═════ The records
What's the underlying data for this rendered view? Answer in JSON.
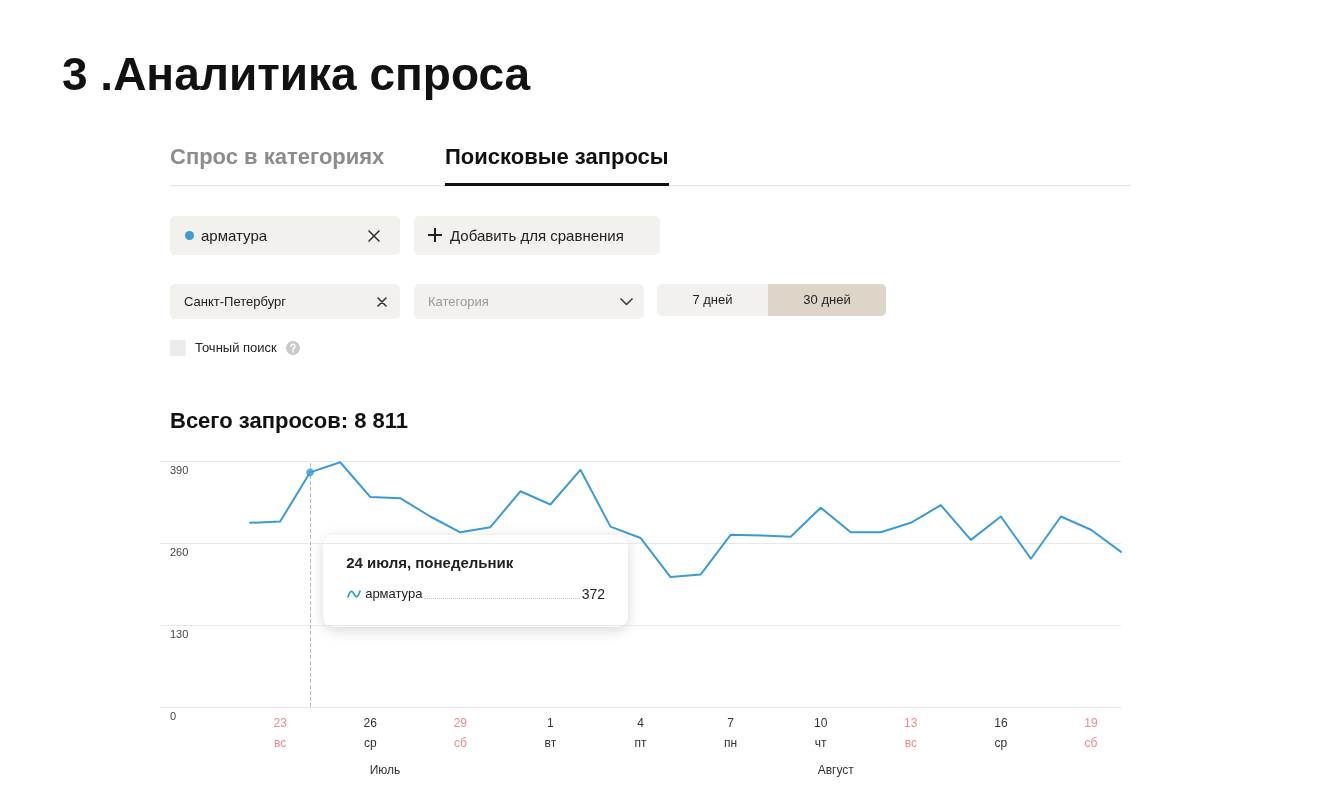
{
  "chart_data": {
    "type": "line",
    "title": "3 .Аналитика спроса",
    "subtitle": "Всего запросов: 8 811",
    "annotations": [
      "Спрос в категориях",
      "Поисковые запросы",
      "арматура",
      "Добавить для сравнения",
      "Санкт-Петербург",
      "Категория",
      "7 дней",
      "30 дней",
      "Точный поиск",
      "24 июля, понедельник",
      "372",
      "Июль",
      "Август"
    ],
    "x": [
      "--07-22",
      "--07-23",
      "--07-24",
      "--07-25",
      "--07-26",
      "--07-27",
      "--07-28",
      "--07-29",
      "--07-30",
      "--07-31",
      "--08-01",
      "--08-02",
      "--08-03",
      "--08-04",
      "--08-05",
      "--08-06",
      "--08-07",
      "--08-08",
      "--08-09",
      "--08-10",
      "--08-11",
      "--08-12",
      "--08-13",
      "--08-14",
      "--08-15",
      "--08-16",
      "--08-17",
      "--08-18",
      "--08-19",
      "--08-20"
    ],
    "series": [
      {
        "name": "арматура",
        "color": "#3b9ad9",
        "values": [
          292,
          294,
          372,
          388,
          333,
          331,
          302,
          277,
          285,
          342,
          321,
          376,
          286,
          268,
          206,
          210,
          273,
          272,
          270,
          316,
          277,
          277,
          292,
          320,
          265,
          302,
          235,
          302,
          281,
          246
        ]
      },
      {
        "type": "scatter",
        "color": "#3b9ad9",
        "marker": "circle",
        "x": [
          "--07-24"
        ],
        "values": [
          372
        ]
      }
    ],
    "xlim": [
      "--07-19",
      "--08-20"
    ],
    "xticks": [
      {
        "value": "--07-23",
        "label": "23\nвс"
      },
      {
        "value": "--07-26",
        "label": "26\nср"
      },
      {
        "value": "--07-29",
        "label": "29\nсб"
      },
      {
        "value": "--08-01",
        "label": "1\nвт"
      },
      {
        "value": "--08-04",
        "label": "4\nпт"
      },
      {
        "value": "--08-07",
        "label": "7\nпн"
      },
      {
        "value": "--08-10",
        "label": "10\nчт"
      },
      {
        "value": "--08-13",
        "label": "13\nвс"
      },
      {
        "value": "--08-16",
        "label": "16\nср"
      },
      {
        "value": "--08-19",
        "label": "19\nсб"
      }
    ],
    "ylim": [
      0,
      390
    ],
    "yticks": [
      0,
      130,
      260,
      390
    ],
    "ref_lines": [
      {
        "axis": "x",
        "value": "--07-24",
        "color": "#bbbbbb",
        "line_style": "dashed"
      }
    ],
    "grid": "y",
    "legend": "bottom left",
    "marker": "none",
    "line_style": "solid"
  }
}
══════════
**Instructions for the task:** Make an exact copy of all entries above, dropping the images.

**Task result:**
What's the underlying data for this rendered view? Answer in JSON.
{
  "chart_data": {
    "type": "line",
    "title": "3 .Аналитика спроса",
    "subtitle": "Всего запросов: 8 811",
    "annotations": [
      "Спрос в категориях",
      "Поисковые запросы",
      "арматура",
      "Добавить для сравнения",
      "Санкт-Петербург",
      "Категория",
      "7 дней",
      "30 дней",
      "Точный поиск",
      "24 июля, понедельник",
      "372",
      "Июль",
      "Август"
    ],
    "x": [
      "--07-22",
      "--07-23",
      "--07-24",
      "--07-25",
      "--07-26",
      "--07-27",
      "--07-28",
      "--07-29",
      "--07-30",
      "--07-31",
      "--08-01",
      "--08-02",
      "--08-03",
      "--08-04",
      "--08-05",
      "--08-06",
      "--08-07",
      "--08-08",
      "--08-09",
      "--08-10",
      "--08-11",
      "--08-12",
      "--08-13",
      "--08-14",
      "--08-15",
      "--08-16",
      "--08-17",
      "--08-18",
      "--08-19",
      "--08-20"
    ],
    "series": [
      {
        "name": "арматура",
        "color": "#3b9ad9",
        "values": [
          292,
          294,
          372,
          388,
          333,
          331,
          302,
          277,
          285,
          342,
          321,
          376,
          286,
          268,
          206,
          210,
          273,
          272,
          270,
          316,
          277,
          277,
          292,
          320,
          265,
          302,
          235,
          302,
          281,
          246
        ]
      },
      {
        "type": "scatter",
        "color": "#3b9ad9",
        "marker": "circle",
        "x": [
          "--07-24"
        ],
        "values": [
          372
        ]
      }
    ],
    "xlim": [
      "--07-19",
      "--08-20"
    ],
    "xticks": [
      {
        "value": "--07-23",
        "label": "23\nвс"
      },
      {
        "value": "--07-26",
        "label": "26\nср"
      },
      {
        "value": "--07-29",
        "label": "29\nсб"
      },
      {
        "value": "--08-01",
        "label": "1\nвт"
      },
      {
        "value": "--08-04",
        "label": "4\nпт"
      },
      {
        "value": "--08-07",
        "label": "7\nпн"
      },
      {
        "value": "--08-10",
        "label": "10\nчт"
      },
      {
        "value": "--08-13",
        "label": "13\nвс"
      },
      {
        "value": "--08-16",
        "label": "16\nср"
      },
      {
        "value": "--08-19",
        "label": "19\nсб"
      }
    ],
    "ylim": [
      0,
      390
    ],
    "yticks": [
      0,
      130,
      260,
      390
    ],
    "ref_lines": [
      {
        "axis": "x",
        "value": "--07-24",
        "color": "#bbbbbb",
        "line_style": "dashed"
      }
    ],
    "grid": "y",
    "legend": "bottom left",
    "marker": "none",
    "line_style": "solid"
  }
}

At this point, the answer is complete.